### DOCUMENT
= = = =
So git history wouldn't give any of the Oops context, and he/she has
to access LKML,
if offline, then ...lost.

Thanks,
Ethan
>
> --
> With Best Regards,
> Andy Shevchenko
>
>
Andy Shevchenko Sept. 29, 2020, 10:48 a.m. UTC | #9
On Tue, Sep 29, 2020 at 05:38:00PM +0800, Ethan Zhao wrote:
> On Tue, Sep 29, 2020 at 4:51 PM Andy Shevchenko
> <andriy.shevchenko@linux.intel.com> wrote:
> > On Tue, Sep 29, 2020 at 10:35:14AM +0800, Ethan Zhao wrote:
> > > Preferred style, there will be cleared comment in v6.
> >
> > Avoid top postings.
> >
> > > On Sat, Sep 26, 2020 at 12:42 AM Andy Shevchenko
> > > <andriy.shevchenko@linux.intel.com> wrote:
> > > > On Thu, Sep 24, 2020 at 10:34:21PM -0400, Ethan Zhao wrote:

...

> > > > >  Buffer I/O error on dev nvme0n1p1, logical block 468843328,
> > > > >  async page read
> > > > >  BUG: kernel NULL pointer dereference, address: 0000000000000050
> > > > >  #PF: supervisor read access in kernel mode
> > > > >  #PF: error_code(0x0000) - not-present page
> > > >
> > > > Same comment about Oops.
> >
> > In another thread it was a good advice to move the full Oops (if you think it's
> > very useful to have) after the cutter '---' line, so it will be in email
> > archives but Git history.
> 
> So git history wouldn't give any of the Oops context, and he/she has
> to access LKML,
> if offline, then ...lost.

Tell me, do you really think the line:
   #PF: error_code(0x0000) - not-present page
makes any sense in the commit message?

I do not think so. And so on, for almost 60% of the Oops.
Really, to help one person you will make millions suffering. It's not okay.
Ethan Zhao Sept. 30, 2020, 2:07 a.m. UTC | #10
On Tue, Sep 29, 2020 at 6:48 PM Andy Shevchenko
<andriy.shevchenko@linux.intel.com> wrote:
>
> On Tue, Sep 29, 2020 at 05:38:00PM +0800, Ethan Zhao wrote:
> > On Tue, Sep 29, 2020 at 4:51 PM Andy Shevchenko
> > <andriy.shevchenko@linux.intel.com> wrote:
> > > On Tue, Sep 29, 2020 at 10:35:14AM +0800, Ethan Zhao wrote:
> > > > Preferred style, there will be cleared comment in v6.
> > >
> > > Avoid top postings.
= = = =
[Dataset excerpt]

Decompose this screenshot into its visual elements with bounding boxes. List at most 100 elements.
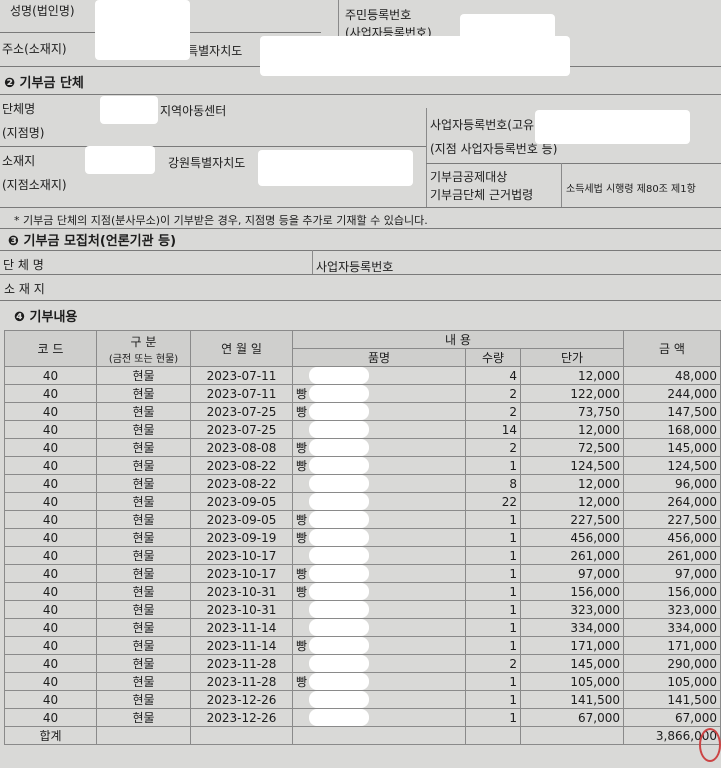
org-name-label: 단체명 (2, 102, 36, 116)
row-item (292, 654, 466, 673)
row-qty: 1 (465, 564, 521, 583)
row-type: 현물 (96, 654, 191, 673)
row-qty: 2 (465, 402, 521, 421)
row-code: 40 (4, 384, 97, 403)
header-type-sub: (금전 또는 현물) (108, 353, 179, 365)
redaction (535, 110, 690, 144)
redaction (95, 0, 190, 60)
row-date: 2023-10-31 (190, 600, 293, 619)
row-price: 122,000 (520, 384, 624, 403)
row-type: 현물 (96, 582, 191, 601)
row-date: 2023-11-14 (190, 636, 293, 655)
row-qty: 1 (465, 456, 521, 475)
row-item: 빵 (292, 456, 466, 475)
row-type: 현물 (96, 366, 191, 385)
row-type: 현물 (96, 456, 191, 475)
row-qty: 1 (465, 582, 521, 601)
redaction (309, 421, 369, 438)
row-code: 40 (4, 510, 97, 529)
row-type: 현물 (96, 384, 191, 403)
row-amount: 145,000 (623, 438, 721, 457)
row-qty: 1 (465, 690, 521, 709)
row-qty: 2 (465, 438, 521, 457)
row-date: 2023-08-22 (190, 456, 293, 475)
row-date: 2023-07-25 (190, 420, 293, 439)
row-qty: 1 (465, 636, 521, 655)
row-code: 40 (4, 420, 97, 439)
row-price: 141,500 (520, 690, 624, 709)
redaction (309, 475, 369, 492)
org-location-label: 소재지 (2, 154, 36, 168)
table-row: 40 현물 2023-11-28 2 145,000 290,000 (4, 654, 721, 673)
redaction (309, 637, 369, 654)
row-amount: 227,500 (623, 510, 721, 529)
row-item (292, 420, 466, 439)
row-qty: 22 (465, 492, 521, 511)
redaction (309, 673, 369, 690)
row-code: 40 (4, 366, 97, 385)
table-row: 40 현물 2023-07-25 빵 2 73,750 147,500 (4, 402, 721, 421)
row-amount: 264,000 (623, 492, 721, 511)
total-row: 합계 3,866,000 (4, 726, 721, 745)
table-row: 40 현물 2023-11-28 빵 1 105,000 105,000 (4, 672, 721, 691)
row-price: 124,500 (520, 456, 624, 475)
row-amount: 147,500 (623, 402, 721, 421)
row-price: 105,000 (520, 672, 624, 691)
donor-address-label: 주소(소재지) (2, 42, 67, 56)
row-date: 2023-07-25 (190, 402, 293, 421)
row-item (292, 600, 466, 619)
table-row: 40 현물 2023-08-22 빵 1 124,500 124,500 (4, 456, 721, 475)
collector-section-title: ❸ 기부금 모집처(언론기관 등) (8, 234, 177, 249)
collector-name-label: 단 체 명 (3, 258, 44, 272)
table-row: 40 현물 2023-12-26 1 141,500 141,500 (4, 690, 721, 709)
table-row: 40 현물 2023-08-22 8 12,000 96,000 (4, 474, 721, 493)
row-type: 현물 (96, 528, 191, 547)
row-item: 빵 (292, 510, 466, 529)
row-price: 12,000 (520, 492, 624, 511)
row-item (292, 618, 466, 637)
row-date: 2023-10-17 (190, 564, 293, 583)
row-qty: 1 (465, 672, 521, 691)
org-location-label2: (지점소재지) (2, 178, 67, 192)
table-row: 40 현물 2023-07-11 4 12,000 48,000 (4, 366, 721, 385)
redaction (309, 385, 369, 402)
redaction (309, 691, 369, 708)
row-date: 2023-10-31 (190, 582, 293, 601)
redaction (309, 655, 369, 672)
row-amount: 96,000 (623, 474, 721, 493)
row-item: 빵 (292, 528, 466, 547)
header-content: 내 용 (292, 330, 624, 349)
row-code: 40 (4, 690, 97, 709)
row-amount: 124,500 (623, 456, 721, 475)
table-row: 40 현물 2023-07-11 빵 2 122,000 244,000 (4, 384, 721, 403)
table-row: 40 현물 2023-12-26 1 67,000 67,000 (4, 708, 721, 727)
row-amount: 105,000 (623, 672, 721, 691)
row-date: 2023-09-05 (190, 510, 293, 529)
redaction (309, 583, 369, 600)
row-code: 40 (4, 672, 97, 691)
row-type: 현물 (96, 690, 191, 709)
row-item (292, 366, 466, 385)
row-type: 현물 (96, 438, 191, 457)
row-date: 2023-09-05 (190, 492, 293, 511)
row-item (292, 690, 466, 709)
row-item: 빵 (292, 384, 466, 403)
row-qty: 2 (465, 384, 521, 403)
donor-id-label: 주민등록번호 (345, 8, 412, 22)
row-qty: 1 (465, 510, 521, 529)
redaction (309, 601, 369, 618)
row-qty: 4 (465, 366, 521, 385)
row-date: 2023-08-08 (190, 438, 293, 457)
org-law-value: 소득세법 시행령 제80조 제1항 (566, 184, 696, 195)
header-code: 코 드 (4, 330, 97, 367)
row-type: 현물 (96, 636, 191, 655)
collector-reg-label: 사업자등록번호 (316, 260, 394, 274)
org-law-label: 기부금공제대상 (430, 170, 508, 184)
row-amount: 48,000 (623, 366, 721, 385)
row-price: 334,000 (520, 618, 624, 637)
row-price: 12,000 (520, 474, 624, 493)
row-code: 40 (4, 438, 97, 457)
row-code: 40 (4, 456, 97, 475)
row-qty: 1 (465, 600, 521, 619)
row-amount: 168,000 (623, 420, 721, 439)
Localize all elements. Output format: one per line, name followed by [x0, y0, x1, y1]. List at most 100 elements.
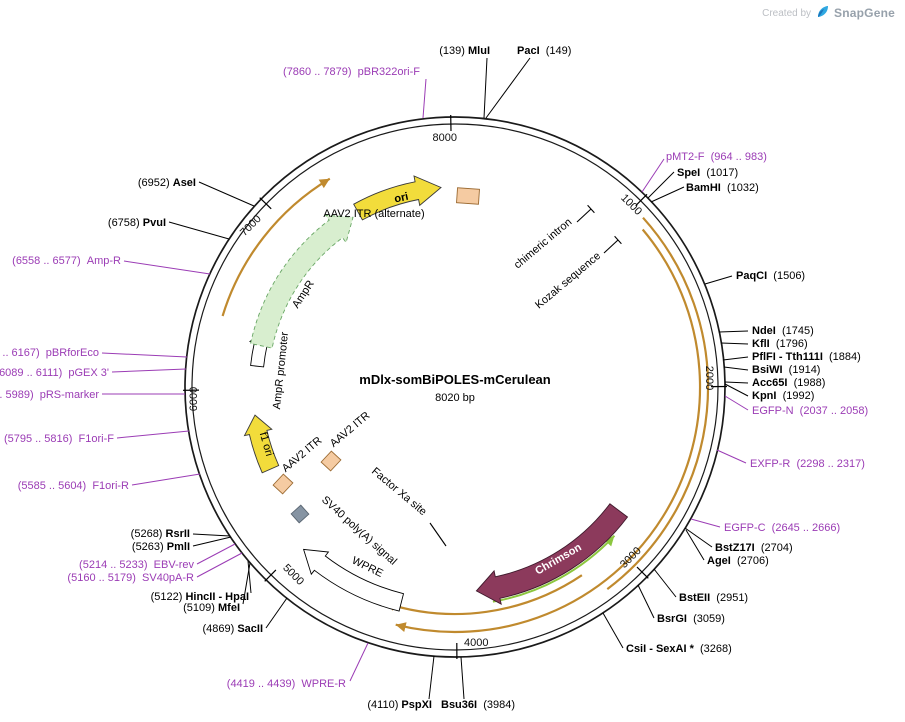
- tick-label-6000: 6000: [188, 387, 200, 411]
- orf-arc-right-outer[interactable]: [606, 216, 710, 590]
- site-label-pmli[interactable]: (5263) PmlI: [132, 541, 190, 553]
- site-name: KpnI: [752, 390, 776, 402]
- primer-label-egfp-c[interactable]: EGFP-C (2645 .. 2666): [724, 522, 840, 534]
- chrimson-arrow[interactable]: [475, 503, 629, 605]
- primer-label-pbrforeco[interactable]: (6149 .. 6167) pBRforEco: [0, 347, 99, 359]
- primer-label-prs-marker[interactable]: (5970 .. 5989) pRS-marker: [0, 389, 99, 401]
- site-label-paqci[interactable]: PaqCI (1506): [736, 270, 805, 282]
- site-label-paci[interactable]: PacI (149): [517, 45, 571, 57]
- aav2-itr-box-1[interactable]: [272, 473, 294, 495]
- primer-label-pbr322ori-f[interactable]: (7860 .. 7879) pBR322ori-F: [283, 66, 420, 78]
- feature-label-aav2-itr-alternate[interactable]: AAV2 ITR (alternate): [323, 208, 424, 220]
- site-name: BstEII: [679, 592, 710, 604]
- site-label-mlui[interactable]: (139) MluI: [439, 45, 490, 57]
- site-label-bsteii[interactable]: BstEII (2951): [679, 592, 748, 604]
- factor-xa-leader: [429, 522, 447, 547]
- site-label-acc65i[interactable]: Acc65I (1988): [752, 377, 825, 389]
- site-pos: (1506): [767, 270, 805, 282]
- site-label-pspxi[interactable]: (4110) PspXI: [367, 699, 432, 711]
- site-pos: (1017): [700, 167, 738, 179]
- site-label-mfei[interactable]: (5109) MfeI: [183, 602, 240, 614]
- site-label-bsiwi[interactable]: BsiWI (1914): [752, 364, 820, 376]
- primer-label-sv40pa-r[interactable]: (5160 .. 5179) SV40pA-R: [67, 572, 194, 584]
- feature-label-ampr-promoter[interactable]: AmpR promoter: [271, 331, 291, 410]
= = = =
### REQUIRED TASKS
1. Echo, character for character, the records starting with the line that contains "org-name-label: 단체명 (2, 102, 36, 116)" and going on through the line that contains "row-price: 122,000 (520, 384, 624, 403)", including both of those lines.
2. Proceed with the kernel mailing-list thread about putting the Oops in a commit message, writing what comes after its last line.
The mailing-list thread and the records are separate material.

### EXPECTED RESULTS
1.
org-name-label: 단체명 (2, 102, 36, 116)
row-item (292, 654, 466, 673)
row-qty: 1 (465, 564, 521, 583)
row-type: 현물 (96, 654, 191, 673)
row-qty: 2 (465, 402, 521, 421)
row-code: 40 (4, 384, 97, 403)
header-type-sub: (금전 또는 현물) (108, 353, 179, 365)
redaction (535, 110, 690, 144)
redaction (95, 0, 190, 60)
row-date: 2023-10-31 (190, 600, 293, 619)
row-price: 122,000 (520, 384, 624, 403)

2.
> > >
> > > > On Sat, Sep 26, 2020 at 12:42 AM Andy Shevchenko
> > > > <andriy.shevchenko@linux.intel.com> wrote:
> > > > > On Thu, Sep 24, 2020 at 10:34:21PM -0400, Ethan Zhao wrote:
>
> ...
>
> > > > > >  Buffer I/O error on dev nvme0n1p1, logical block 468843328,
> > > > > >  async page read
> > > > > >  BUG: kernel NULL pointer dereference, address: 0000000000000050
> > > > > >  #PF: supervisor read access in kernel mode
> > > > > >  #PF: error_code(0x0000) - not-present page
> > > > >
> > > > > Same comment about Oops.
> > >
> > > In another thread it was a good advice to move the full Oops (if you think it's
> > > very useful to have) after the cutter '---' line, so it will be in email
> > > archives but Git history.
> >
> > So git history wouldn't give any of the Oops context, and he/she has
> > to access LKML,
> > if offline, then ...lost.
>
> Tell me, do you really think the line:
>    #PF: error_code(0x0000) - not-present page
> makes any sense in the commit message?
>
> I do not think so. And so on, for almost 60% of the Oops.
> Really, to help one person you will make millions suffering. It's not okay.
>
If you and millions  feel so suffered,  why not try to simplify the
Oops code to not
output nonsense too much to console and log. :)

They might not be so important to old birds as you. but it is easy to cut off
the road for newcomers.

Anyway, it is not the focus of this patchset. help to take a look and
try the code.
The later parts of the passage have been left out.